### Extracted material
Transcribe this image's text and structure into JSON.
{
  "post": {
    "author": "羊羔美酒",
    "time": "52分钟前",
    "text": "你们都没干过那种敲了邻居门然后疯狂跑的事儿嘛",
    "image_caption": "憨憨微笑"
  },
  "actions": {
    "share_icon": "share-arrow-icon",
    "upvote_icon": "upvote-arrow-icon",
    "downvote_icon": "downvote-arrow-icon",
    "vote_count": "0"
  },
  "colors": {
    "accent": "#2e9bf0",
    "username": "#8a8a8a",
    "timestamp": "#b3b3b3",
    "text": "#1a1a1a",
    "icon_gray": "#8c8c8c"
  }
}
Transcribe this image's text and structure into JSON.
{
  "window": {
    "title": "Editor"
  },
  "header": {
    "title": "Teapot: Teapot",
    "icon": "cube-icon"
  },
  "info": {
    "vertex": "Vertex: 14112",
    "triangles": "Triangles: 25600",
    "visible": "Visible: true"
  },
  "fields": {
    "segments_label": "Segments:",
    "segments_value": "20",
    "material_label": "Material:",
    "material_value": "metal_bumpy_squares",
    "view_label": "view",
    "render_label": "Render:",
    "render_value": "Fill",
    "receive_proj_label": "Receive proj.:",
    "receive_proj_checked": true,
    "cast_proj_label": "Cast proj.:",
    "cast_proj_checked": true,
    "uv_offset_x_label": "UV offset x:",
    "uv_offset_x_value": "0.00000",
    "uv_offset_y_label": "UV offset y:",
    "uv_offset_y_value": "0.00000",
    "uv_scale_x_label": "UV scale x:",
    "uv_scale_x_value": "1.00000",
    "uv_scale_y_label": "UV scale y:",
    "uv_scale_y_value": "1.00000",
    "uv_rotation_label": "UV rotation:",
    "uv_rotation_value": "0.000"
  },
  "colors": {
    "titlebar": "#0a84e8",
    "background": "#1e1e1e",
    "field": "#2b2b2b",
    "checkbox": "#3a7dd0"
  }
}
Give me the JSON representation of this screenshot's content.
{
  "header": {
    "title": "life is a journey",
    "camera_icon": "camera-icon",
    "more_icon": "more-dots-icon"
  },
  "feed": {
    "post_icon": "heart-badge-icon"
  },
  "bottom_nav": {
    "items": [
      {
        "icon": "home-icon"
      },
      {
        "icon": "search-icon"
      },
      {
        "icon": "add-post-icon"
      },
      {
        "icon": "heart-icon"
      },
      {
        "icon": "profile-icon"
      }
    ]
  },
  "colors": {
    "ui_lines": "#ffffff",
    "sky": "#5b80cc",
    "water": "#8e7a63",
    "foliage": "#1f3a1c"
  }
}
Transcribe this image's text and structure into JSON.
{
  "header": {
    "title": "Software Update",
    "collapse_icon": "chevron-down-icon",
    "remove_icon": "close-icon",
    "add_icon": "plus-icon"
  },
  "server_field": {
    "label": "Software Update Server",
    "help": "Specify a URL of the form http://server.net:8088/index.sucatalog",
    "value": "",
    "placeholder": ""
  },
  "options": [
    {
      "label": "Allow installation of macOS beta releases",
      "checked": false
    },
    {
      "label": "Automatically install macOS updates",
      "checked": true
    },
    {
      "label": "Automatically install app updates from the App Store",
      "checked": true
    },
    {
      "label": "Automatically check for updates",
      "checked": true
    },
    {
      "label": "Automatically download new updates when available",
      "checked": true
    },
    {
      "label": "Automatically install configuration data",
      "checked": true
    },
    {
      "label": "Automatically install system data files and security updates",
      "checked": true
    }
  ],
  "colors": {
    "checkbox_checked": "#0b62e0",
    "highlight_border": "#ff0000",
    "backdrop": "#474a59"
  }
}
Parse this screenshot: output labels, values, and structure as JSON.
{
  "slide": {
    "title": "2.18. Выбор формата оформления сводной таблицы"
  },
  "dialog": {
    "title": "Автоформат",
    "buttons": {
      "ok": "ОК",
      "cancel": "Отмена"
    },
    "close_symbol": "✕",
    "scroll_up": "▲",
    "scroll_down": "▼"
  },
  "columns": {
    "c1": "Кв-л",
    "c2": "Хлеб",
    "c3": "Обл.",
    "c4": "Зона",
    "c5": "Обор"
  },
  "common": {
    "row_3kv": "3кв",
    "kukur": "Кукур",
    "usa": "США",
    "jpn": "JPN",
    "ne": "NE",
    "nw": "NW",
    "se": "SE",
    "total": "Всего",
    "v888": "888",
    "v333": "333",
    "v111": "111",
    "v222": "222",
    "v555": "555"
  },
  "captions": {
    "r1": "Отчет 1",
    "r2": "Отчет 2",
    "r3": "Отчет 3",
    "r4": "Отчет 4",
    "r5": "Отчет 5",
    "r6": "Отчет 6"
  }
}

### Directions for this task
Give the count of lines in the records that contain "data", and no other text.

### Result of this task
2